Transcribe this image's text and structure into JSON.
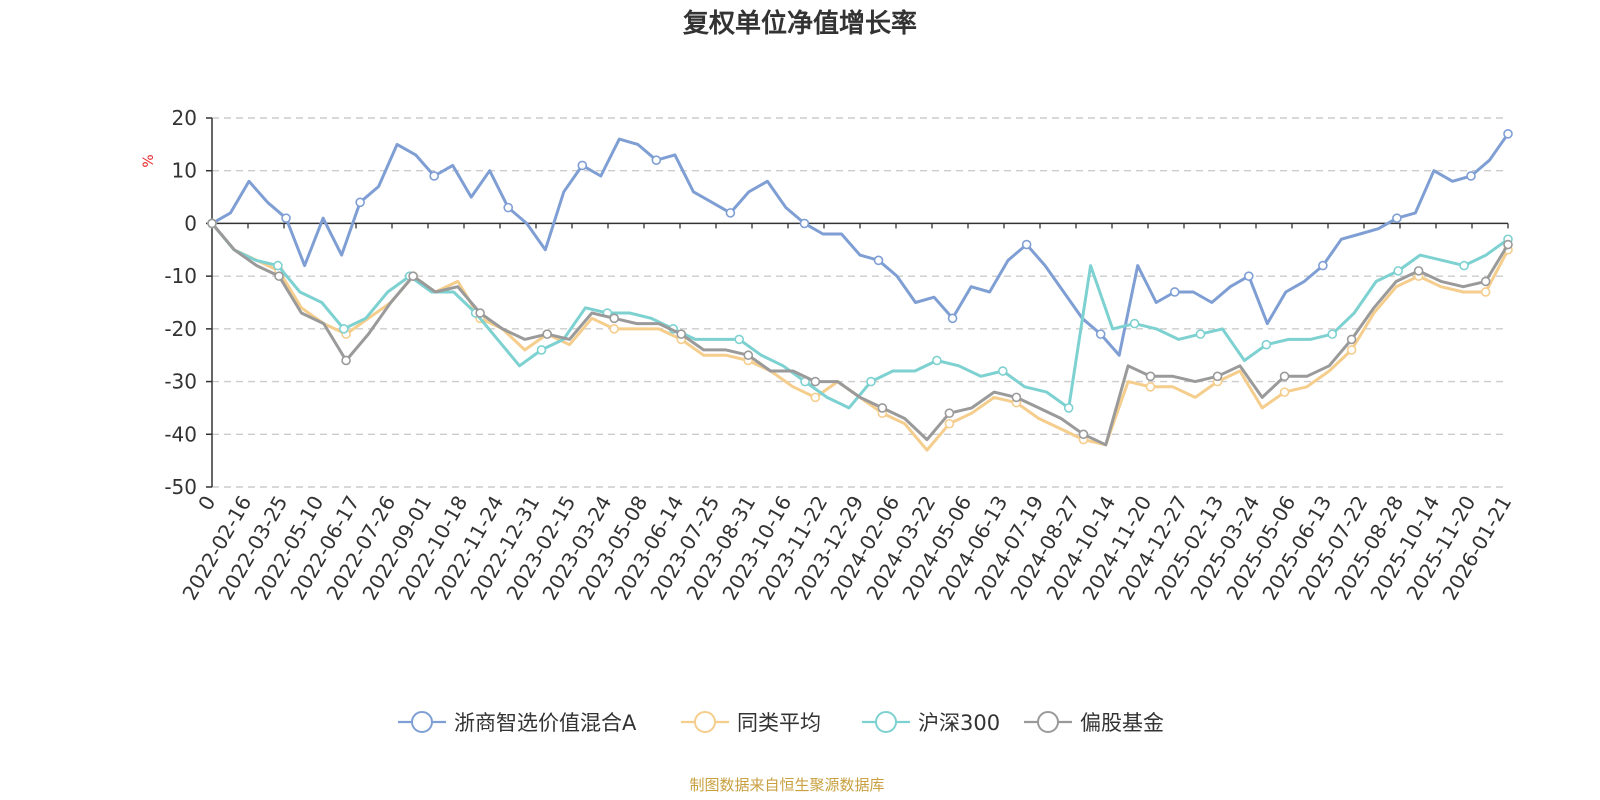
{
  "chart_data": {
    "type": "line",
    "title": "复权单位净值增长率",
    "ylabel": "%",
    "ylim": [
      -50,
      20
    ],
    "yticks": [
      20,
      10,
      0,
      -10,
      -20,
      -30,
      -40,
      -50
    ],
    "x_tick_labels": [
      "0",
      "2022-02-16",
      "2022-03-25",
      "2022-05-10",
      "2022-06-17",
      "2022-07-26",
      "2022-09-01",
      "2022-10-18",
      "2022-11-24",
      "2022-12-31",
      "2023-02-15",
      "2023-03-24",
      "2023-05-08",
      "2023-06-14",
      "2023-07-25",
      "2023-08-31",
      "2023-10-16",
      "2023-11-22",
      "2023-12-29",
      "2024-02-06",
      "2024-03-22",
      "2024-05-06",
      "2024-06-13",
      "2024-07-19",
      "2024-08-27",
      "2024-10-14",
      "2024-11-20",
      "2024-12-27",
      "2025-02-13",
      "2025-03-24",
      "2025-05-06",
      "2025-06-13",
      "2025-07-22",
      "2025-08-28",
      "2025-10-14",
      "2025-11-20",
      "2026-01-21"
    ],
    "series": [
      {
        "name": "浙商智选价值混合A",
        "color": "#7f9fd4",
        "values": [
          0,
          2,
          8,
          4,
          1,
          -8,
          1,
          -6,
          4,
          7,
          15,
          13,
          9,
          11,
          5,
          10,
          3,
          0,
          -5,
          6,
          11,
          9,
          16,
          15,
          12,
          13,
          6,
          4,
          2,
          6,
          8,
          3,
          0,
          -2,
          -2,
          -6,
          -7,
          -10,
          -15,
          -14,
          -18,
          -12,
          -13,
          -7,
          -4,
          -8,
          -13,
          -18,
          -21,
          -25,
          -8,
          -15,
          -13,
          -13,
          -15,
          -12,
          -10,
          -19,
          -13,
          -11,
          -8,
          -3,
          -2,
          -1,
          1,
          2,
          10,
          8,
          9,
          12,
          17
        ]
      },
      {
        "name": "同类平均",
        "color": "#f5cd8c",
        "values": [
          0,
          -5,
          -7,
          -9,
          -16,
          -19,
          -21,
          -18,
          -15,
          -10,
          -13,
          -11,
          -18,
          -20,
          -24,
          -21,
          -23,
          -18,
          -20,
          -20,
          -20,
          -22,
          -25,
          -25,
          -26,
          -28,
          -31,
          -33,
          -30,
          -33,
          -36,
          -38,
          -43,
          -38,
          -36,
          -33,
          -34,
          -37,
          -39,
          -41,
          -42,
          -30,
          -31,
          -31,
          -33,
          -30,
          -28,
          -35,
          -32,
          -31,
          -28,
          -24,
          -17,
          -12,
          -10,
          -12,
          -13,
          -13,
          -5
        ]
      },
      {
        "name": "沪深300",
        "color": "#7ed1d1",
        "values": [
          0,
          -5,
          -7,
          -8,
          -13,
          -15,
          -20,
          -18,
          -13,
          -10,
          -13,
          -13,
          -17,
          -22,
          -27,
          -24,
          -22,
          -16,
          -17,
          -17,
          -18,
          -20,
          -22,
          -22,
          -22,
          -25,
          -27,
          -30,
          -33,
          -35,
          -30,
          -28,
          -28,
          -26,
          -27,
          -29,
          -28,
          -31,
          -32,
          -35,
          -8,
          -20,
          -19,
          -20,
          -22,
          -21,
          -20,
          -26,
          -23,
          -22,
          -22,
          -21,
          -17,
          -11,
          -9,
          -6,
          -7,
          -8,
          -6,
          -3
        ]
      },
      {
        "name": "偏股基金",
        "color": "#9a9a9a",
        "values": [
          0,
          -5,
          -8,
          -10,
          -17,
          -19,
          -26,
          -21,
          -15,
          -10,
          -13,
          -12,
          -17,
          -20,
          -22,
          -21,
          -22,
          -17,
          -18,
          -19,
          -19,
          -21,
          -24,
          -24,
          -25,
          -28,
          -28,
          -30,
          -30,
          -33,
          -35,
          -37,
          -41,
          -36,
          -35,
          -32,
          -33,
          -35,
          -37,
          -40,
          -42,
          -27,
          -29,
          -29,
          -30,
          -29,
          -27,
          -33,
          -29,
          -29,
          -27,
          -22,
          -16,
          -11,
          -9,
          -11,
          -12,
          -11,
          -4
        ]
      }
    ]
  },
  "source_note": "制图数据来自恒生聚源数据库"
}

----------------------------------------

◆ Exercise prompt ◆
Look through the entries above and list every line containing "name".

◆ Answer to the problem ◆
        "name": "浙商智选价值混合A",
        "name": "同类平均",
        "name": "沪深300",
        "name": "偏股基金",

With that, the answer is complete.